__Exercise__. Print each line exactly as it is given.

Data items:
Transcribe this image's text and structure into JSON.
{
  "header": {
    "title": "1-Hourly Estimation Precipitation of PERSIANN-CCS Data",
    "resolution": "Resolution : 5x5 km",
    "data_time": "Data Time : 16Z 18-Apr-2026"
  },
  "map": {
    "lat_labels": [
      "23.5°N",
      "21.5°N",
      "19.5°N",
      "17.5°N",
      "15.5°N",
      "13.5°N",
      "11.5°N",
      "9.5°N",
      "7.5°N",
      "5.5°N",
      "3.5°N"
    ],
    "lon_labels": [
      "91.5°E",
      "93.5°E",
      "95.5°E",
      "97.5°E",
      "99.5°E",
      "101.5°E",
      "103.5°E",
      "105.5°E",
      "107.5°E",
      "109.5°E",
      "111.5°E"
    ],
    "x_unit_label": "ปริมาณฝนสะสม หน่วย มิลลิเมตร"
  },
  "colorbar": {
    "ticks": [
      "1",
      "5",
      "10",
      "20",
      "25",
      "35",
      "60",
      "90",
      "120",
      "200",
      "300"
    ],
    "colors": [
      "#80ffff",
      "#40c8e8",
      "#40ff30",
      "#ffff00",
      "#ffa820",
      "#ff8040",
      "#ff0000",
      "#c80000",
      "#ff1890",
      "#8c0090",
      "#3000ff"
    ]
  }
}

__Final result__.
Transcribe this image's text and structure into JSON.
{
  "header": {
    "title": "1-Hourly Estimation Precipitation of PERSIANN-CCS Data",
    "resolution": "Resolution : 5x5 km",
    "data_time": "Data Time : 16Z 18-Apr-2026"
  },
  "map": {
    "lat_labels": [
      "23.5°N",
      "21.5°N",
      "19.5°N",
      "17.5°N",
      "15.5°N",
      "13.5°N",
      "11.5°N",
      "9.5°N",
      "7.5°N",
      "5.5°N",
      "3.5°N"
    ],
    "lon_labels": [
      "91.5°E",
      "93.5°E",
      "95.5°E",
      "97.5°E",
      "99.5°E",
      "101.5°E",
      "103.5°E",
      "105.5°E",
      "107.5°E",
      "109.5°E",
      "111.5°E"
    ],
    "x_unit_label": "ปริมาณฝนสะสม หน่วย มิลลิเมตร"
  },
  "colorbar": {
    "ticks": [
      "1",
      "5",
      "10",
      "20",
      "25",
      "35",
      "60",
      "90",
      "120",
      "200",
      "300"
    ],
    "colors": [
      "#80ffff",
      "#40c8e8",
      "#40ff30",
      "#ffff00",
      "#ffa820",
      "#ff8040",
      "#ff0000",
      "#c80000",
      "#ff1890",
      "#8c0090",
      "#3000ff"
    ]
  }
}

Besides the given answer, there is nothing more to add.